Description of the task.
Of the lines in the entries below, state how many hold the word "Interpolated". Say nothing else.

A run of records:
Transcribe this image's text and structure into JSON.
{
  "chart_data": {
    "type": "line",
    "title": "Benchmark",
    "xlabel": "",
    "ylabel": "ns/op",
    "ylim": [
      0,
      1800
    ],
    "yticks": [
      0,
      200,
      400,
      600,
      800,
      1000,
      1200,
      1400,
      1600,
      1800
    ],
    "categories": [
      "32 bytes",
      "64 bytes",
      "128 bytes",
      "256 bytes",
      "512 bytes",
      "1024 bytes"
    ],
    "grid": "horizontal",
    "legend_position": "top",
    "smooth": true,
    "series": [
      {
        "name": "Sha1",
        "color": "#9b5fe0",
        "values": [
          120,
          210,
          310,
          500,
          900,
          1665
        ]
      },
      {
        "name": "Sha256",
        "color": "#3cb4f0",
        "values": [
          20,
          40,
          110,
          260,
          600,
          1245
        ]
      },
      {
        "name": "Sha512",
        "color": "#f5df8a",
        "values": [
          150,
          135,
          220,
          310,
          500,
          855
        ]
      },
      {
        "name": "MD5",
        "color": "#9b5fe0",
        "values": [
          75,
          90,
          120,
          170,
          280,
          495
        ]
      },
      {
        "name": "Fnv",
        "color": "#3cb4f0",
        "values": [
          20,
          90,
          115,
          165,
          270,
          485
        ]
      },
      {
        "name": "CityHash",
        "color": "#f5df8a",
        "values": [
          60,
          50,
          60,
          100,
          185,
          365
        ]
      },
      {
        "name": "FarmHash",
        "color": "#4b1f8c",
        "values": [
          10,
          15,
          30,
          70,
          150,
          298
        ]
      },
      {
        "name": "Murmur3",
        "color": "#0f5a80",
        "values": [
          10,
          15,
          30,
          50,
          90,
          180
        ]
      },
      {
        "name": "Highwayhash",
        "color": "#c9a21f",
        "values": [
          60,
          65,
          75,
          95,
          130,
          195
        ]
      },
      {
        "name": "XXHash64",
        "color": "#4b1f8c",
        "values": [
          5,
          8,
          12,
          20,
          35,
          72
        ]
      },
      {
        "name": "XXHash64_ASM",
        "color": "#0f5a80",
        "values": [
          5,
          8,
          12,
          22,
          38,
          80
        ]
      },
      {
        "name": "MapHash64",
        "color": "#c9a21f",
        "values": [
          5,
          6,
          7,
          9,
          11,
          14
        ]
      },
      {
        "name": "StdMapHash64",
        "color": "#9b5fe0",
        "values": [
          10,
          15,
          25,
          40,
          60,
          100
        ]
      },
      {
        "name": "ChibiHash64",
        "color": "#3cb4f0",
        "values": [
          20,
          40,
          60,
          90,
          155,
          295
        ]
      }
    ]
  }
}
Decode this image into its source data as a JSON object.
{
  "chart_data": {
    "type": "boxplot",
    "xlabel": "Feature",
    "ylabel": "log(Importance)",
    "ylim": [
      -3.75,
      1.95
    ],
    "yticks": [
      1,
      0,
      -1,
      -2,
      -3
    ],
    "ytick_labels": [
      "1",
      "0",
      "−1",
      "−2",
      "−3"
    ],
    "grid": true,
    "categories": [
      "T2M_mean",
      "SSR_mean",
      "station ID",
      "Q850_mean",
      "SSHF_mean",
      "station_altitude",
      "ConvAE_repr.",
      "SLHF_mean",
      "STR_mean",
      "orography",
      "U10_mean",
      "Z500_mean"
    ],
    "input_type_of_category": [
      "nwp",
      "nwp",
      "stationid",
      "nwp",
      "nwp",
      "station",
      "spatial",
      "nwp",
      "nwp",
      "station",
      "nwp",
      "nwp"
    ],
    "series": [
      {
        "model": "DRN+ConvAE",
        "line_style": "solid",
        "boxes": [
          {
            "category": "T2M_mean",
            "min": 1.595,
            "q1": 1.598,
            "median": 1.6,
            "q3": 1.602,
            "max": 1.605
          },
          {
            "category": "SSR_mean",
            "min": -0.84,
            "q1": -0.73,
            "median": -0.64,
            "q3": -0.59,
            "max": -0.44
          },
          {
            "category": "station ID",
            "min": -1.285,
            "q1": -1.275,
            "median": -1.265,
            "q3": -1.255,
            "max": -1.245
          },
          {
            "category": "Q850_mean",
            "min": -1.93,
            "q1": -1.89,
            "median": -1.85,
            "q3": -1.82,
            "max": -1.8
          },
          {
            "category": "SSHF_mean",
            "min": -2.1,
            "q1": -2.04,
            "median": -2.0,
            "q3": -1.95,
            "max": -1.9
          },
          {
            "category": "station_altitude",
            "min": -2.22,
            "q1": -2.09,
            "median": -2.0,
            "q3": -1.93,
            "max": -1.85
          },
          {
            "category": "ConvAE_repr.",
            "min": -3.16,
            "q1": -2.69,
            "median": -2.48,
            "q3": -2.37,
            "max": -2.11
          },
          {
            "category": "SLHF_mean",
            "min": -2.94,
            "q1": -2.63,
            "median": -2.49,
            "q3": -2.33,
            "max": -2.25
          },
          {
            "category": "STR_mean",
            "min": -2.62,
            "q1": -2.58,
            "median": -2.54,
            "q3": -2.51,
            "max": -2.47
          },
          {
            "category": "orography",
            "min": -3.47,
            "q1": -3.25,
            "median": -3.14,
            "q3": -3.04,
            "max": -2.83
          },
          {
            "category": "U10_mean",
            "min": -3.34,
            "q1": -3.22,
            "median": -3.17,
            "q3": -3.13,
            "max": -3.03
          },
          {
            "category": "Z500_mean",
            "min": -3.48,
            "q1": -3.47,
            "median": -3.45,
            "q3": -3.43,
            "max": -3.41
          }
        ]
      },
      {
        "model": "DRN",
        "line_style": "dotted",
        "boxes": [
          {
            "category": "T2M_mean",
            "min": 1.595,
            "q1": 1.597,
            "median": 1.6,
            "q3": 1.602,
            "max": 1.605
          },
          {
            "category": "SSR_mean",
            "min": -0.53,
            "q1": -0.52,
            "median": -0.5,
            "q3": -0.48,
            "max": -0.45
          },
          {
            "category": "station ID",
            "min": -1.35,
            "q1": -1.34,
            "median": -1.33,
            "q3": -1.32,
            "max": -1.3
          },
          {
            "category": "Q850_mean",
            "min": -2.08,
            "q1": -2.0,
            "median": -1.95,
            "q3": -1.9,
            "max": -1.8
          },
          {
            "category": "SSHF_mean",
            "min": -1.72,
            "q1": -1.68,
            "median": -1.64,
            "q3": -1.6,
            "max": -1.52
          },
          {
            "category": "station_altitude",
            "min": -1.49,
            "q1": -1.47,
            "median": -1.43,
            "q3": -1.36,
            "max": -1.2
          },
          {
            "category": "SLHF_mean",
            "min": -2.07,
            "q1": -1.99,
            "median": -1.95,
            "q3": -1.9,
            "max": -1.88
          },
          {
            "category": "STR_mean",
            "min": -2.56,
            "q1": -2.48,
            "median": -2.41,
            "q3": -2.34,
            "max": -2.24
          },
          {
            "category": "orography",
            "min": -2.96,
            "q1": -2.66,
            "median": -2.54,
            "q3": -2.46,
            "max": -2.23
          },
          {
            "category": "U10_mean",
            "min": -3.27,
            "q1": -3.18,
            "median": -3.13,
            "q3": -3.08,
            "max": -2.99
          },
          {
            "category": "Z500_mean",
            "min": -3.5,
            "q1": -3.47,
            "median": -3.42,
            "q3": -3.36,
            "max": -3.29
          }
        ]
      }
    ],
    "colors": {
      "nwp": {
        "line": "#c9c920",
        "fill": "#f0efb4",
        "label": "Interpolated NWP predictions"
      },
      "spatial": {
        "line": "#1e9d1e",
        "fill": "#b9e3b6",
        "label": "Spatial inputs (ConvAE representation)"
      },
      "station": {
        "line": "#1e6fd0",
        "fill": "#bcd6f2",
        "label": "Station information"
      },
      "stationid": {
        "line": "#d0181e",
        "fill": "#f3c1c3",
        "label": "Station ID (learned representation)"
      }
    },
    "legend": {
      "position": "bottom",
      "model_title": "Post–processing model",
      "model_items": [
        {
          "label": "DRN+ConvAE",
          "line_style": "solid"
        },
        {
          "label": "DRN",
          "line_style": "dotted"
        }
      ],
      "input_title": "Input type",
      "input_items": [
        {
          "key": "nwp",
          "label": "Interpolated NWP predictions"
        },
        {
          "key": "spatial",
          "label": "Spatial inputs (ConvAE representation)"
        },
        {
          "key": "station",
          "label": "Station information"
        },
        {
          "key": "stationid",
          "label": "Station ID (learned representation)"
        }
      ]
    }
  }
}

Exercise solution.
2